Transcribe every line of the records verbatim.

☆ ☆ ☆ ☆ ☆ ☆ ☆

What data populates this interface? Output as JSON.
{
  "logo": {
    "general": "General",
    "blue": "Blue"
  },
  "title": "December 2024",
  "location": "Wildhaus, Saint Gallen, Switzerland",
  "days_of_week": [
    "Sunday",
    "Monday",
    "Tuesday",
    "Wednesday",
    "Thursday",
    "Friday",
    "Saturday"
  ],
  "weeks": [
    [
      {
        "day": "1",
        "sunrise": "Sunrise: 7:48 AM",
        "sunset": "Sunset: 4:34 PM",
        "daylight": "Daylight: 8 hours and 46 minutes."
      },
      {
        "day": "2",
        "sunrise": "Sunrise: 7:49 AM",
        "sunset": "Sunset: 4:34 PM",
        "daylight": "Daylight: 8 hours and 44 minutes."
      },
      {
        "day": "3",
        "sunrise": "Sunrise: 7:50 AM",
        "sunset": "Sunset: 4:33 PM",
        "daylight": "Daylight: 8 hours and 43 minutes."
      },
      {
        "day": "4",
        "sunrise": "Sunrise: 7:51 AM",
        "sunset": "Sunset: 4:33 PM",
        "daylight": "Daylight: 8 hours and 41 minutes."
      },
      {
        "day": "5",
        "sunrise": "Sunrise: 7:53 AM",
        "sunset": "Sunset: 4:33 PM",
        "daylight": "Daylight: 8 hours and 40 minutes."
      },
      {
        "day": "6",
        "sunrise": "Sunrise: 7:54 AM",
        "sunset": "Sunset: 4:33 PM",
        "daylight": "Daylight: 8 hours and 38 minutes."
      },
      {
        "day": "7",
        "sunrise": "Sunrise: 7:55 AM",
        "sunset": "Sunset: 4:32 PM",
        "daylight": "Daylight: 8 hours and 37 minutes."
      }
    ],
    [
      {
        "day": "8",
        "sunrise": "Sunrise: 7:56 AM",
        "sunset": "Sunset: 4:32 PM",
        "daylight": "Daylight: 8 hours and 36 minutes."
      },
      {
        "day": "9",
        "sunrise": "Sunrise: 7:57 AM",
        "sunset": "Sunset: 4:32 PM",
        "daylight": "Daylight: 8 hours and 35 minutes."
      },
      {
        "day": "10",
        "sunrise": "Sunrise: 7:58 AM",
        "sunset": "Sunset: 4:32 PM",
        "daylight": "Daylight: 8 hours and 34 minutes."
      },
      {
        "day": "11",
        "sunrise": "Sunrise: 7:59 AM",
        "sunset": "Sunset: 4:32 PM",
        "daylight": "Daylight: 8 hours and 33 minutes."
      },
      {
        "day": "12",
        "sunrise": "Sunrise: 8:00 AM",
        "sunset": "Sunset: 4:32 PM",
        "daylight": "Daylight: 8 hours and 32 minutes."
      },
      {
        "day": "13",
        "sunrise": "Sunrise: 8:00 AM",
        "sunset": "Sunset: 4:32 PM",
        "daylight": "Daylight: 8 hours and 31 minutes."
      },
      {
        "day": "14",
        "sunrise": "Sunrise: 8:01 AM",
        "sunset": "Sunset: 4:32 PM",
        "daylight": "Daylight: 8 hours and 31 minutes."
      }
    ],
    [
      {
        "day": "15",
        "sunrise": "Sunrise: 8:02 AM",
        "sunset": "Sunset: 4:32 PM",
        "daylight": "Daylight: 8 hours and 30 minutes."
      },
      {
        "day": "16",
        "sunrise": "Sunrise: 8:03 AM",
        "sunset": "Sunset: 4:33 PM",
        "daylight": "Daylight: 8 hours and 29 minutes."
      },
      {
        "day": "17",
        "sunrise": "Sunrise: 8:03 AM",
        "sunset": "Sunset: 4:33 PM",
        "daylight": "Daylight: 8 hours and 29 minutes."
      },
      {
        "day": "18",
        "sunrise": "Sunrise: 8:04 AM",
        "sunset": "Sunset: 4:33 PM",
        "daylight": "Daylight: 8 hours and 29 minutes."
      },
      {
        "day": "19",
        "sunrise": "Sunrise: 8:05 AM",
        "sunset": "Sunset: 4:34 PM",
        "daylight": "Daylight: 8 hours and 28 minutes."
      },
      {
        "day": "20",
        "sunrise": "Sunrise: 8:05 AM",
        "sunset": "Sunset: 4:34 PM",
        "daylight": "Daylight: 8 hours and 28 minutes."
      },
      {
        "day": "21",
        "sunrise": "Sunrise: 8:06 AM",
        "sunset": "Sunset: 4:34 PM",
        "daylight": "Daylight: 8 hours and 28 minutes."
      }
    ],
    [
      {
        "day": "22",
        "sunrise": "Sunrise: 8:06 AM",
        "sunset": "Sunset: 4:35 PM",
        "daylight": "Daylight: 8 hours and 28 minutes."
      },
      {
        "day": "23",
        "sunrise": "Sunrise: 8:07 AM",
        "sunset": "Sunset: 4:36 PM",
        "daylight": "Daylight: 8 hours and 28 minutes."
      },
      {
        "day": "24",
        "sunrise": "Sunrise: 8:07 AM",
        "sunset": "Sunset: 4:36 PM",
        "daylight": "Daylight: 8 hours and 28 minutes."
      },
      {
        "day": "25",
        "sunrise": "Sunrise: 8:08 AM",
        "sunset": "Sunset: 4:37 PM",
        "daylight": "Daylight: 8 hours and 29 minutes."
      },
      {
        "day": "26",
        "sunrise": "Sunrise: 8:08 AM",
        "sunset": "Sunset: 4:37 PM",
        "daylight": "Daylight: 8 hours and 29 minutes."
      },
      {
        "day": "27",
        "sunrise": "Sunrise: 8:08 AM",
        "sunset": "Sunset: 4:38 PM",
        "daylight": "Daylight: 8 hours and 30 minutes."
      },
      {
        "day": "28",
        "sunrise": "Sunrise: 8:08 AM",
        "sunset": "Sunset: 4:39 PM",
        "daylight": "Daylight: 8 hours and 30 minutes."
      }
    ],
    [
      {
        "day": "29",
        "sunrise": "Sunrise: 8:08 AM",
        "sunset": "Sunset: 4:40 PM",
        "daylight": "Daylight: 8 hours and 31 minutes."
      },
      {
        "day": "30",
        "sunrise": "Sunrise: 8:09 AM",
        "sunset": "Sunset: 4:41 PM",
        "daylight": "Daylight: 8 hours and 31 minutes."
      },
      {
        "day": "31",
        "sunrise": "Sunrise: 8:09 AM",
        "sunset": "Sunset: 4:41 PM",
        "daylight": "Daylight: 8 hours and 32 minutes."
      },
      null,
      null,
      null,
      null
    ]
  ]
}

☆ ☆ ☆ ☆ ☆ ☆ ☆

_EXERCISE SOLUTION:_
What data populates this interface? Output as JSON.
{
  "logo": {
    "general": "General",
    "blue": "Blue"
  },
  "title": "December 2024",
  "location": "Wildhaus, Saint Gallen, Switzerland",
  "days_of_week": [
    "Sunday",
    "Monday",
    "Tuesday",
    "Wednesday",
    "Thursday",
    "Friday",
    "Saturday"
  ],
  "weeks": [
    [
      {
        "day": "1",
        "sunrise": "Sunrise: 7:48 AM",
        "sunset": "Sunset: 4:34 PM",
        "daylight": "Daylight: 8 hours and 46 minutes."
      },
      {
        "day": "2",
        "sunrise": "Sunrise: 7:49 AM",
        "sunset": "Sunset: 4:34 PM",
        "daylight": "Daylight: 8 hours and 44 minutes."
      },
      {
        "day": "3",
        "sunrise": "Sunrise: 7:50 AM",
        "sunset": "Sunset: 4:33 PM",
        "daylight": "Daylight: 8 hours and 43 minutes."
      },
      {
        "day": "4",
        "sunrise": "Sunrise: 7:51 AM",
        "sunset": "Sunset: 4:33 PM",
        "daylight": "Daylight: 8 hours and 41 minutes."
      },
      {
        "day": "5",
        "sunrise": "Sunrise: 7:53 AM",
        "sunset": "Sunset: 4:33 PM",
        "daylight": "Daylight: 8 hours and 40 minutes."
      },
      {
        "day": "6",
        "sunrise": "Sunrise: 7:54 AM",
        "sunset": "Sunset: 4:33 PM",
        "daylight": "Daylight: 8 hours and 38 minutes."
      },
      {
        "day": "7",
        "sunrise": "Sunrise: 7:55 AM",
        "sunset": "Sunset: 4:32 PM",
        "daylight": "Daylight: 8 hours and 37 minutes."
      }
    ],
    [
      {
        "day": "8",
        "sunrise": "Sunrise: 7:56 AM",
        "sunset": "Sunset: 4:32 PM",
        "daylight": "Daylight: 8 hours and 36 minutes."
      },
      {
        "day": "9",
        "sunrise": "Sunrise: 7:57 AM",
        "sunset": "Sunset: 4:32 PM",
        "daylight": "Daylight: 8 hours and 35 minutes."
      },
      {
        "day": "10",
        "sunrise": "Sunrise: 7:58 AM",
        "sunset": "Sunset: 4:32 PM",
        "daylight": "Daylight: 8 hours and 34 minutes."
      },
      {
        "day": "11",
        "sunrise": "Sunrise: 7:59 AM",
        "sunset": "Sunset: 4:32 PM",
        "daylight": "Daylight: 8 hours and 33 minutes."
      },
      {
        "day": "12",
        "sunrise": "Sunrise: 8:00 AM",
        "sunset": "Sunset: 4:32 PM",
        "daylight": "Daylight: 8 hours and 32 minutes."
      },
      {
        "day": "13",
        "sunrise": "Sunrise: 8:00 AM",
        "sunset": "Sunset: 4:32 PM",
        "daylight": "Daylight: 8 hours and 31 minutes."
      },
      {
        "day": "14",
        "sunrise": "Sunrise: 8:01 AM",
        "sunset": "Sunset: 4:32 PM",
        "daylight": "Daylight: 8 hours and 31 minutes."
      }
    ],
    [
      {
        "day": "15",
        "sunrise": "Sunrise: 8:02 AM",
        "sunset": "Sunset: 4:32 PM",
        "daylight": "Daylight: 8 hours and 30 minutes."
      },
      {
        "day": "16",
        "sunrise": "Sunrise: 8:03 AM",
        "sunset": "Sunset: 4:33 PM",
        "daylight": "Daylight: 8 hours and 29 minutes."
      },
      {
        "day": "17",
        "sunrise": "Sunrise: 8:03 AM",
        "sunset": "Sunset: 4:33 PM",
        "daylight": "Daylight: 8 hours and 29 minutes."
      },
      {
        "day": "18",
        "sunrise": "Sunrise: 8:04 AM",
        "sunset": "Sunset: 4:33 PM",
        "daylight": "Daylight: 8 hours and 29 minutes."
      },
      {
        "day": "19",
        "sunrise": "Sunrise: 8:05 AM",
        "sunset": "Sunset: 4:34 PM",
        "daylight": "Daylight: 8 hours and 28 minutes."
      },
      {
        "day": "20",
        "sunrise": "Sunrise: 8:05 AM",
        "sunset": "Sunset: 4:34 PM",
        "daylight": "Daylight: 8 hours and 28 minutes."
      },
      {
        "day": "21",
        "sunrise": "Sunrise: 8:06 AM",
        "sunset": "Sunset: 4:34 PM",
        "daylight": "Daylight: 8 hours and 28 minutes."
      }
    ],
    [
      {
        "day": "22",
        "sunrise": "Sunrise: 8:06 AM",
        "sunset": "Sunset: 4:35 PM",
        "daylight": "Daylight: 8 hours and 28 minutes."
      },
      {
        "day": "23",
        "sunrise": "Sunrise: 8:07 AM",
        "sunset": "Sunset: 4:36 PM",
        "daylight": "Daylight: 8 hours and 28 minutes."
      },
      {
        "day": "24",
        "sunrise": "Sunrise: 8:07 AM",
        "sunset": "Sunset: 4:36 PM",
        "daylight": "Daylight: 8 hours and 28 minutes."
      },
      {
        "day": "25",
        "sunrise": "Sunrise: 8:08 AM",
        "sunset": "Sunset: 4:37 PM",
        "daylight": "Daylight: 8 hours and 29 minutes."
      },
      {
        "day": "26",
        "sunrise": "Sunrise: 8:08 AM",
        "sunset": "Sunset: 4:37 PM",
        "daylight": "Daylight: 8 hours and 29 minutes."
      },
      {
        "day": "27",
        "sunrise": "Sunrise: 8:08 AM",
        "sunset": "Sunset: 4:38 PM",
        "daylight": "Daylight: 8 hours and 30 minutes."
      },
      {
        "day": "28",
        "sunrise": "Sunrise: 8:08 AM",
        "sunset": "Sunset: 4:39 PM",
        "daylight": "Daylight: 8 hours and 30 minutes."
      }
    ],
    [
      {
        "day": "29",
        "sunrise": "Sunrise: 8:08 AM",
        "sunset": "Sunset: 4:40 PM",
        "daylight": "Daylight: 8 hours and 31 minutes."
      },
      {
        "day": "30",
        "sunrise": "Sunrise: 8:09 AM",
        "sunset": "Sunset: 4:41 PM",
        "daylight": "Daylight: 8 hours and 31 minutes."
      },
      {
        "day": "31",
        "sunrise": "Sunrise: 8:09 AM",
        "sunset": "Sunset: 4:41 PM",
        "daylight": "Daylight: 8 hours and 32 minutes."
      },
      null,
      null,
      null,
      null
    ]
  ]
}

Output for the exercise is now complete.